* START Material for this task *

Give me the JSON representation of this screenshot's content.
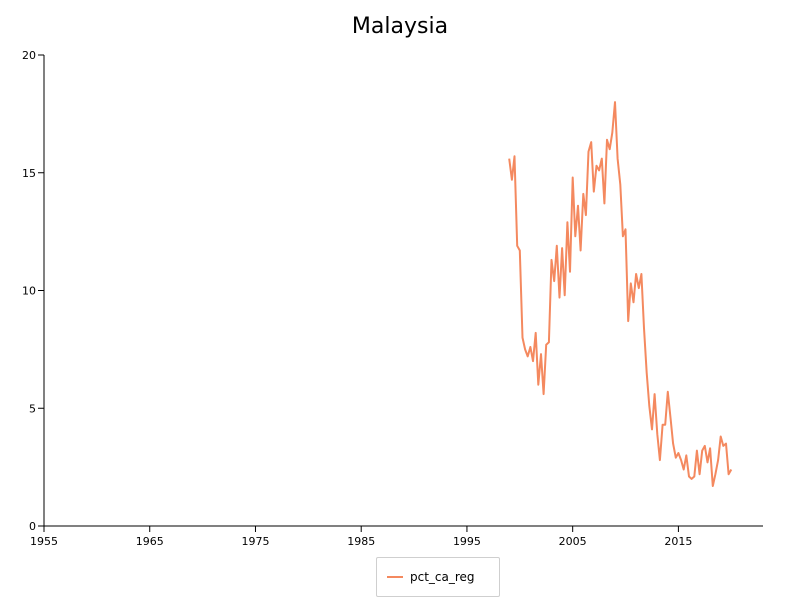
{
  "chart_data": {
    "type": "line",
    "title": "Malaysia",
    "xlabel": "",
    "ylabel": "",
    "xlim": [
      1955,
      2023
    ],
    "ylim": [
      0,
      20
    ],
    "x_ticks": [
      1955,
      1965,
      1975,
      1985,
      1995,
      2005,
      2015
    ],
    "y_ticks": [
      0,
      5,
      10,
      15,
      20
    ],
    "grid": false,
    "legend_position": "bottom-center",
    "series": [
      {
        "name": "pct_ca_reg",
        "color": "#f4895f",
        "x": [
          1999.0,
          1999.25,
          1999.5,
          1999.75,
          2000.0,
          2000.25,
          2000.5,
          2000.75,
          2001.0,
          2001.25,
          2001.5,
          2001.75,
          2002.0,
          2002.25,
          2002.5,
          2002.75,
          2003.0,
          2003.25,
          2003.5,
          2003.75,
          2004.0,
          2004.25,
          2004.5,
          2004.75,
          2005.0,
          2005.25,
          2005.5,
          2005.75,
          2006.0,
          2006.25,
          2006.5,
          2006.75,
          2007.0,
          2007.25,
          2007.5,
          2007.75,
          2008.0,
          2008.25,
          2008.5,
          2008.75,
          2009.0,
          2009.25,
          2009.5,
          2009.75,
          2010.0,
          2010.25,
          2010.5,
          2010.75,
          2011.0,
          2011.25,
          2011.5,
          2011.75,
          2012.0,
          2012.25,
          2012.5,
          2012.75,
          2013.0,
          2013.25,
          2013.5,
          2013.75,
          2014.0,
          2014.25,
          2014.5,
          2014.75,
          2015.0,
          2015.25,
          2015.5,
          2015.75,
          2016.0,
          2016.25,
          2016.5,
          2016.75,
          2017.0,
          2017.25,
          2017.5,
          2017.75,
          2018.0,
          2018.25,
          2018.5,
          2018.75,
          2019.0,
          2019.25,
          2019.5,
          2019.75,
          2020.0
        ],
        "values": [
          15.6,
          14.7,
          15.7,
          11.9,
          11.7,
          8.0,
          7.5,
          7.2,
          7.6,
          7.0,
          8.2,
          6.0,
          7.3,
          5.6,
          7.7,
          7.8,
          11.3,
          10.4,
          11.9,
          9.7,
          11.8,
          9.8,
          12.9,
          10.8,
          14.8,
          12.3,
          13.6,
          11.7,
          14.1,
          13.2,
          15.9,
          16.3,
          14.2,
          15.3,
          15.1,
          15.6,
          13.7,
          16.4,
          16.0,
          16.7,
          18.0,
          15.6,
          14.5,
          12.3,
          12.6,
          8.7,
          10.3,
          9.5,
          10.7,
          10.1,
          10.7,
          8.4,
          6.5,
          5.1,
          4.1,
          5.6,
          3.9,
          2.8,
          4.3,
          4.3,
          5.7,
          4.6,
          3.5,
          2.9,
          3.1,
          2.8,
          2.4,
          3.0,
          2.1,
          2.0,
          2.1,
          3.2,
          2.2,
          3.2,
          3.4,
          2.7,
          3.3,
          1.7,
          2.2,
          2.8,
          3.8,
          3.4,
          3.5,
          2.2,
          2.4
        ]
      }
    ]
  }
}
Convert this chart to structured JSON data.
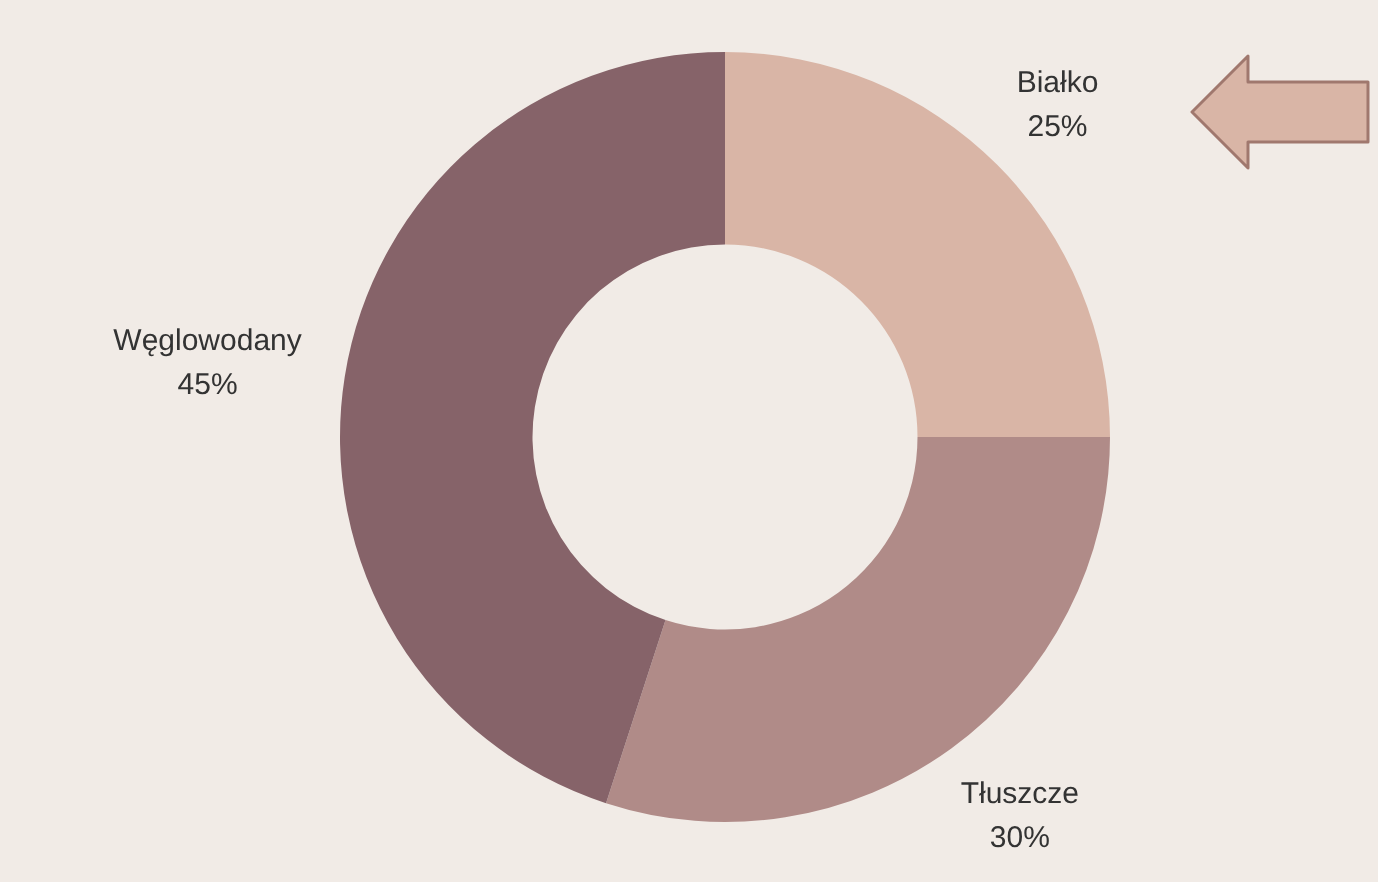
{
  "chart_data": {
    "type": "donut",
    "categories": [
      "Białko",
      "Tłuszcze",
      "Węglowodany"
    ],
    "values": [
      25,
      30,
      45
    ],
    "colors": [
      "#d9b5a6",
      "#b08b88",
      "#866369"
    ],
    "value_labels": [
      "25%",
      "30%",
      "45%"
    ],
    "legend": false
  }
}
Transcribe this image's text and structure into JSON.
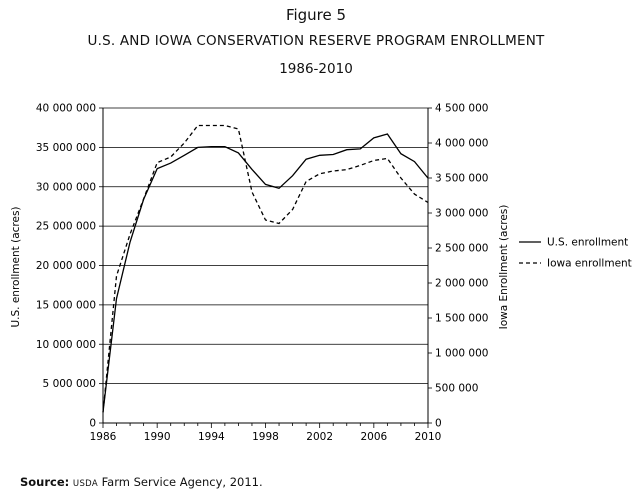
{
  "header": {
    "figure": "Figure 5",
    "title": "U.S. AND IOWA CONSERVATION RESERVE PROGRAM ENROLLMENT",
    "subtitle": "1986-2010"
  },
  "source": {
    "label": "Source:",
    "agency_abbrev": "USDA",
    "text": "Farm Service Agency, 2011."
  },
  "chart_data": {
    "type": "line",
    "title": "U.S. AND IOWA CONSERVATION RESERVE PROGRAM ENROLLMENT",
    "subtitle": "1986-2010",
    "xlabel": "",
    "ylabel_left": "U.S. enrollment (acres)",
    "ylabel_right": "Iowa Enrollment (acres)",
    "xlim": [
      1986,
      2010
    ],
    "ylim_left": [
      0,
      40000000
    ],
    "ylim_right": [
      0,
      4500000
    ],
    "x_ticks": [
      1986,
      1990,
      1994,
      1998,
      2002,
      2006,
      2010
    ],
    "x_tick_labels": [
      "1986",
      "1990",
      "1994",
      "1998",
      "2002",
      "2006",
      "2010"
    ],
    "y_left_ticks": [
      0,
      5000000,
      10000000,
      15000000,
      20000000,
      25000000,
      30000000,
      35000000,
      40000000
    ],
    "y_left_tick_labels": [
      "0",
      "5 000 000",
      "10 000 000",
      "15 000 000",
      "20 000 000",
      "25 000 000",
      "30 000 000",
      "35 000 000",
      "40 000 000"
    ],
    "y_right_ticks": [
      0,
      500000,
      1000000,
      1500000,
      2000000,
      2500000,
      3000000,
      3500000,
      4000000,
      4500000
    ],
    "y_right_tick_labels": [
      "0",
      "500 000",
      "1 000 000",
      "1 500 000",
      "2 000 000",
      "2 500 000",
      "3 000 000",
      "3 500 000",
      "4 000 000",
      "4 500 000"
    ],
    "grid": "horizontal",
    "legend_position": "right",
    "x": [
      1986,
      1987,
      1988,
      1989,
      1990,
      1991,
      1992,
      1993,
      1994,
      1995,
      1996,
      1997,
      1998,
      1999,
      2000,
      2001,
      2002,
      2003,
      2004,
      2005,
      2006,
      2007,
      2008,
      2009,
      2010
    ],
    "series": [
      {
        "name": "U.S. enrollment",
        "axis": "left",
        "style": "solid",
        "color": "#000000",
        "values": [
          1400000,
          15800000,
          23000000,
          28400000,
          32300000,
          33000000,
          34000000,
          35000000,
          35100000,
          35100000,
          34300000,
          32200000,
          30300000,
          29800000,
          31400000,
          33500000,
          34000000,
          34100000,
          34700000,
          34800000,
          36200000,
          36700000,
          34200000,
          33200000,
          31100000
        ]
      },
      {
        "name": "Iowa enrollment",
        "axis": "right",
        "style": "dashed",
        "color": "#000000",
        "values": [
          150000,
          2100000,
          2700000,
          3200000,
          3720000,
          3800000,
          4000000,
          4250000,
          4250000,
          4250000,
          4200000,
          3300000,
          2900000,
          2850000,
          3050000,
          3450000,
          3560000,
          3600000,
          3620000,
          3680000,
          3750000,
          3780000,
          3500000,
          3270000,
          3150000
        ]
      }
    ]
  }
}
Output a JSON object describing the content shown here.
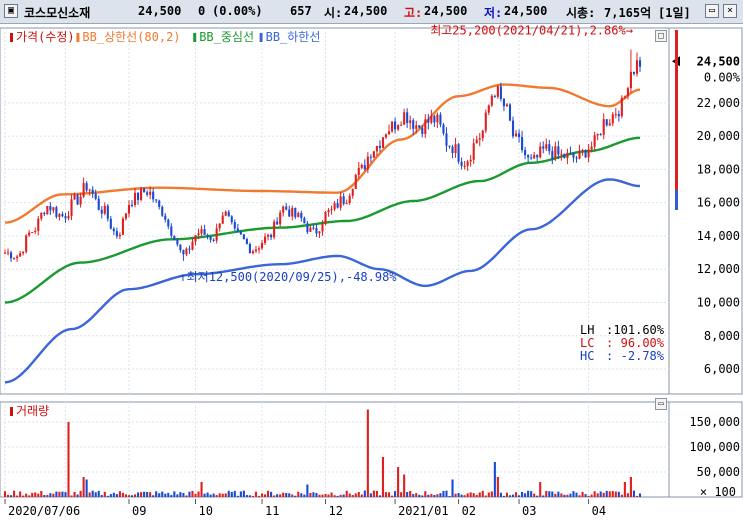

* END Material for this task *

Requirement » Copy out every line that includes the word "name".

Response to the exercise »
        "name": "pct_ca_reg",
        "name": "U.S. enrollment",
        "name": "Iowa enrollment",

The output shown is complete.